Requirement :: Skip the pictures. Repeat everything else in the records word for word.

Given data ::

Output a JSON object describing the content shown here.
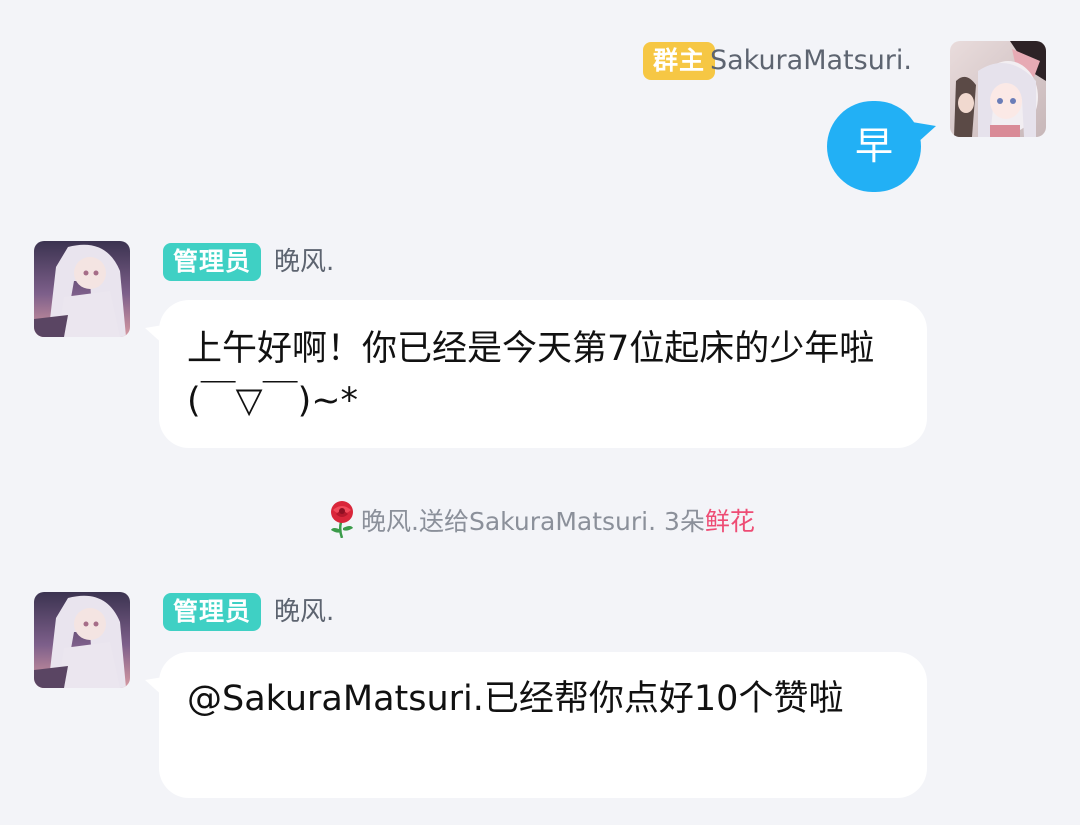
{
  "messages": [
    {
      "side": "right",
      "badge": "群主",
      "sender": "SakuraMatsuri.",
      "text": "早"
    },
    {
      "side": "left",
      "badge": "管理员",
      "sender": "晚风.",
      "text": "上午好啊！你已经是今天第7位起床的少年啦(￣▽￣)~*"
    },
    {
      "side": "left",
      "badge": "管理员",
      "sender": "晚风.",
      "text": "@SakuraMatsuri.已经帮你点好10个赞啦"
    }
  ],
  "system_notice": {
    "icon": "rose-icon",
    "prefix": "晚风.送给SakuraMatsuri. 3朵",
    "gift": "鲜花"
  },
  "colors": {
    "background": "#f3f4f8",
    "owner_badge": "#f6c744",
    "admin_badge": "#3fd0c4",
    "self_bubble": "#22b0f5",
    "gift_highlight": "#ee4c74"
  }
}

Finished exercise ::
Output a JSON object describing the content shown here.
{
  "messages": [
    {
      "side": "right",
      "badge": "群主",
      "sender": "SakuraMatsuri.",
      "text": "早"
    },
    {
      "side": "left",
      "badge": "管理员",
      "sender": "晚风.",
      "text": "上午好啊！你已经是今天第7位起床的少年啦(￣▽￣)~*"
    },
    {
      "side": "left",
      "badge": "管理员",
      "sender": "晚风.",
      "text": "@SakuraMatsuri.已经帮你点好10个赞啦"
    }
  ],
  "system_notice": {
    "icon": "rose-icon",
    "prefix": "晚风.送给SakuraMatsuri. 3朵",
    "gift": "鲜花"
  },
  "colors": {
    "background": "#f3f4f8",
    "owner_badge": "#f6c744",
    "admin_badge": "#3fd0c4",
    "self_bubble": "#22b0f5",
    "gift_highlight": "#ee4c74"
  }
}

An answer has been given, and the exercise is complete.